■ **CONSIGNE ÉCRITE 1**:
Selon la notice sur Raymond Vatier, à quelle date entra-t-il chez Caudron-Renault à Boulogne-Billancourt ?
■ **CONSIGNE ÉCRITE 2**:
Poursuivez la notice sur Raymond Vatier à partir de sa dernière phrase.

■ **EXTRAIT CHOISI**:
▽
VATIER Raymond, Louis

Par Pierre Alanche

Né le 1er février 1921 à Maisons-Alfort (Val-de-Marne), mort le 28 septembre 2018 à Chevreuse (Yvelines) ; ingénieur des Arts et Métiers ; chef de service dans l’automobile, directeur au ministère de l’Éducation nationale ; syndicaliste CFTC-CFDT ; militant associatif ; conseiller municipal et maire adjoint de Vauhallan (Essonne) puis à Villiers-le-Bâcle (Essonne).

Raymond Vatier, directeur du CESI

Fils de Bernard Vatier et d’Henriette Manchon, Raymond Vatier fut l’aîné d’une fratrie de trois enfants. Son père, épicier à Maisons-Alfort (Val-de-Marne) puis à Boulogne-Billancourt (Hauts-de-Seine), devint directeur de service au Bazar de l’Hôtel de Ville à Paris. Il fut conseiller municipal à Igny (Essonne), élu sur une liste d’intérêts locaux. Sa mère était animatrice au Crédit mutuel. Ses parents étaient des catholiques pratiquants occasionnels. Raymond Vatier passa sa jeunesse à Maisons-Alfort (Val-de-Marne), Boulogne-Billancourt (Hauts-de-Seine) et Igny-Gommonvilliers (Essonne). Il fut scolarisé à l’école primaire d’Igny, de 1926 à 1929, puis à Versailles (Yvelines) en internat, de 1929 à 1938, à l’école Jules Ferry qui comprenait l’école primaire supérieure et l’école pratique de commerce et d’industrie pour la formation secondaire. Il prépara le concours d’entrée à l’École des Arts et Métiers et fut reçu en 1938. Il débuta sa formation d’ingénieur à Lille mais ses études furent perturbées par la guerre. En 1939, les élèves du centre de Châlons-sur-Marne (Marne), fermé à cause de l’invasion allemande, rejoignirent l’établissement de Lille. En février 1940, l’ensemble fut déplacé à Cluny (Saône-et-Loire) puis à Paris d’octobre 1940 à juin 1941. Avec trois camarades, Raymond Vatier tenta de rejoindre l’Angleterre, mais échoua. Tout au long de ses études, il fut un membre actif du groupe des élèves catholiques, animé par le père dominicain Thomas Suavet, ancien élève des Arts et Métiers qui allait être un des principaux représentants d’Économie et Humanisme.

Son diplôme obtenu il entra chez Caudron-Renault à Boulogne-Billancourt, le 17 juillet 1941. Accueilli par le responsable technique Étienne Longchamp, ancien élève des Arts et Métiers qu’il connaissait, il commença comme stagiaire ouvrier à l’atelier de chromage, puis, après un passage dans divers services techniques, il fut affecté au département des traitements électrolytiques. Début 1943, l’entreprise, qui produisait du matériel pour les Allemands, envoya plusieurs milliers d’ouvriers en Allemagne au titre du STO. Raymond Vatier, en mars 1943, fit partie d’un groupe de huit dessinateurs projeteurs et ingénieurs désignés par la direction de Renault, sur ordre de l’occupant, pour travailler à Mannheim, dans un établissement de la société Daimler-Benz. Selon Jean Hubert, secrétaire général des usines Renault, ce transfert, présenté initialement comme un soutien au personnel déporté, était un leurre destiné à faire croire à l’arrêt des activités du bureau d’études en France. Avec la complicité de prisonniers d’origine polonaise, employés comme ouvriers dans l’usine, l’équipe de Renault sabota la mise au point de la ligne de montage et, à l’arrivée des américains en 1945, elle n’était pas encore en état de fonctionner. De retour en France au printemps 1945, Raymond Vatier participa à l’animation des services sociaux dirigés par Étienne Longchamps, avant que ces activités soient reprises par le comité d’entreprise, créé par le décret de nationalisation. Raymond Vatier suivit alors Étienne Longchamps au département chromage, nickelage et traitements électrolytiques dont il fut le responsable technique. Pour parfaire ses connaissances dans ce domaine, il suivit les cours d’Irène Joliot-Curie à la Sorbonne. Parallèlement à ses activités professionnelles, comme de nombreux ingénieurs, il assura les cours à l’école d’apprentissage Renault où il enseigna le dessin industriel et le droit social.
△
■ **DONNÉES ENREGISTRÉES**:
▽
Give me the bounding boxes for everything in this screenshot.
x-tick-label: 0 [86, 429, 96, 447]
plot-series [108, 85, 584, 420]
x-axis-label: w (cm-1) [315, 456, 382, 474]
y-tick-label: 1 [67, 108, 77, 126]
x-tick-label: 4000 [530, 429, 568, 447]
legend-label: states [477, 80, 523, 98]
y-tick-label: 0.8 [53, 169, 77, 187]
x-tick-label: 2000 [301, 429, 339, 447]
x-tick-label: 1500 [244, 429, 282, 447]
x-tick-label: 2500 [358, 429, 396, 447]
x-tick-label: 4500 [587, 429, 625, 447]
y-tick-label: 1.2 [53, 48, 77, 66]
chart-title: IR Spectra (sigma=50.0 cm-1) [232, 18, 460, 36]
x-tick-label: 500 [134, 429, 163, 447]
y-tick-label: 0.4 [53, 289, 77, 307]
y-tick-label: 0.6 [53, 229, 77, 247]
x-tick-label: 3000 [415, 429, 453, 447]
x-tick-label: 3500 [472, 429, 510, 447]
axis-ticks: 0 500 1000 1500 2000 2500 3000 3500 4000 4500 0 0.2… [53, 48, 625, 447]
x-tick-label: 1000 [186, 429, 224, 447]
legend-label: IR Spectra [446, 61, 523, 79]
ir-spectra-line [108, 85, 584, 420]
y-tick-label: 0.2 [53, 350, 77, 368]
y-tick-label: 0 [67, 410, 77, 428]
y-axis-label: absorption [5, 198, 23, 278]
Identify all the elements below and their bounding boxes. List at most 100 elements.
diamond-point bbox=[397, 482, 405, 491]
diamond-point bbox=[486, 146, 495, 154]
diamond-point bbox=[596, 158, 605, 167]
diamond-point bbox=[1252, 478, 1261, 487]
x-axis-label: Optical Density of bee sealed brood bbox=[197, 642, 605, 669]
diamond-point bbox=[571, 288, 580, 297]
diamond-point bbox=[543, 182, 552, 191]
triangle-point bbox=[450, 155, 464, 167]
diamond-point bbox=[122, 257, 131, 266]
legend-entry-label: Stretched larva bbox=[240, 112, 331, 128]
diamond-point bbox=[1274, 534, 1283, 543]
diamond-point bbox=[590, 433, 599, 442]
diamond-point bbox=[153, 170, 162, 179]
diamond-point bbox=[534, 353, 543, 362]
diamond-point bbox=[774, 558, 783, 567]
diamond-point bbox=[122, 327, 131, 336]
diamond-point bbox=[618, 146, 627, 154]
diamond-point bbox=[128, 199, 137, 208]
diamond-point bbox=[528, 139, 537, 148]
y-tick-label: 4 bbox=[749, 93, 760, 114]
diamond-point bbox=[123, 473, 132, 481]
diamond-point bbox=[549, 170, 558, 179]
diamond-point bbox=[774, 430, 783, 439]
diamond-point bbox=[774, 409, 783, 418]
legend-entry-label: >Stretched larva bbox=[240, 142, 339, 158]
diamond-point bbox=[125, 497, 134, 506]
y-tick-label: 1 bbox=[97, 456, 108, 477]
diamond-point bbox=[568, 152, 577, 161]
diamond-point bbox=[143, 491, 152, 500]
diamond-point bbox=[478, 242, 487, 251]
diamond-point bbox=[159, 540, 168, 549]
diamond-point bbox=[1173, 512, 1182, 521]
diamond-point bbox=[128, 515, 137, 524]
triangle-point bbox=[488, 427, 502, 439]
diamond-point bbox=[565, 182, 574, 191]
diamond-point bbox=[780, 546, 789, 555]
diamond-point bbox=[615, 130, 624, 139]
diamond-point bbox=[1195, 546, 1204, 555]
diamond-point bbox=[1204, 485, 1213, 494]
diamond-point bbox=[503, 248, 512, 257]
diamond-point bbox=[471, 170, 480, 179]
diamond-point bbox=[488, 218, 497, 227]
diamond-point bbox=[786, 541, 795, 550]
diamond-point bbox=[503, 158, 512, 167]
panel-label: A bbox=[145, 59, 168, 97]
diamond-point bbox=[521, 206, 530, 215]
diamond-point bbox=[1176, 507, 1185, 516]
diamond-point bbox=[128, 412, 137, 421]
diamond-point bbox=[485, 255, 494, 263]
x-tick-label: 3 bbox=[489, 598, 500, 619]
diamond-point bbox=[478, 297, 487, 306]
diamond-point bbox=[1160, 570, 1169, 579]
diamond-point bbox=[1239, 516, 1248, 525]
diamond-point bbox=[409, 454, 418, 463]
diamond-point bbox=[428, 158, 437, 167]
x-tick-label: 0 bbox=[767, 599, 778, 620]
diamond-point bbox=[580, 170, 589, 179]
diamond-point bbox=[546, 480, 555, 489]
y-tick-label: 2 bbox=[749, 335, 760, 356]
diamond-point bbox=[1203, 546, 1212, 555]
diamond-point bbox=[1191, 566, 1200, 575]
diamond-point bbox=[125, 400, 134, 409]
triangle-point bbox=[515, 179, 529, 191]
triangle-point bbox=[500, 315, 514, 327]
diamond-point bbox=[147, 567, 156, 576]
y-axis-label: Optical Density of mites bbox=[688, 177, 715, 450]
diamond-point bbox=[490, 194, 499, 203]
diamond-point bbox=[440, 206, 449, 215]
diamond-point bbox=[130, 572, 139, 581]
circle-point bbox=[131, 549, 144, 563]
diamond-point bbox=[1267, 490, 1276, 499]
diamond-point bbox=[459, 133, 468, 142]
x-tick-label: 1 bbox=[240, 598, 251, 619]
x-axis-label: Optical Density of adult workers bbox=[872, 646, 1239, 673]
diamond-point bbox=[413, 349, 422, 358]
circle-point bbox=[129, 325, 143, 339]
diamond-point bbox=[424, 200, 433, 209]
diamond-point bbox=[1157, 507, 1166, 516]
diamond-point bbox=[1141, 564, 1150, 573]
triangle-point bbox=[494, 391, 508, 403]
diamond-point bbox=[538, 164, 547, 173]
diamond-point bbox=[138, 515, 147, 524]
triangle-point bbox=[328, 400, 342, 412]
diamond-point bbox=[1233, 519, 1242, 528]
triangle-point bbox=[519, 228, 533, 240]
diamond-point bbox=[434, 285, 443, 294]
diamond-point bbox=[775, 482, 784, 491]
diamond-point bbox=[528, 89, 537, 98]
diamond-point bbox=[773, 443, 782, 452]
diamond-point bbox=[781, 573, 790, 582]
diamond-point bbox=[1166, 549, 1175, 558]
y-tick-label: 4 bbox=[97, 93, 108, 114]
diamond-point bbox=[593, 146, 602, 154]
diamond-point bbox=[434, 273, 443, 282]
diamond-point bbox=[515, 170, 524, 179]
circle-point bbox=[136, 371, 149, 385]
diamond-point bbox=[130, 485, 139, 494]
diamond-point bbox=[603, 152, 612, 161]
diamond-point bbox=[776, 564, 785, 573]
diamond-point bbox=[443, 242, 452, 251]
△
■ **RÉPONSE ATTENDUE 1**:
Le 17 juillet 1941.

■ **RÉPONSE ATTENDUE 2**:
Lorsque les activités sociales et syndicales redevinrent légales, la CGT occupait une position dominante chez les ouvriers et la CGC chez les cadres. Un groupe de jeunes cadres, refusant les orientations de la CGC qui revendiquait des allocations sociales hiérarchisées, prit contact avec la CFTC ultra minoritaire et fut en relation avec Gérard Espéret, responsable de la métallurgie parisienne CFTC et formateur à l’Institut de culture ouvrière, créé par Albert Bouche. Son charisme impressionna Raymond Vatier qui décida de se présenter sur la liste CFTC. Il fut élu représentant des cadres aux élections des délégués du personnel de juillet 1947. Il poursuivit ses contacts avec l’Institut de culture ouvrière en intervenant comme formateur en droit social. En mars 1950, il fit partie de la douzaine d’ingénieurs qui s’associèrent à la grève du personnel ouvrier, qui dura trois semaines. Un tract, rédigé par ce groupe, reprit une phrase de l’éditorial signé par le président Pierre Lefaucheux, publié trois mois plutôt dans le Bulletin technique des agents de maîtrise : « J’espère ne jamais avoir à entrer en conflit avec les travailleurs de l’entreprise ». Raymond Vatier était le rédacteur de cet éditorial signé du PDG ; Pierre Lefaucheux lui dit : « Vatier, le coup du tract, il est vache, mais c’est régulier. » Et les deux hommes eurent de bonnes relations.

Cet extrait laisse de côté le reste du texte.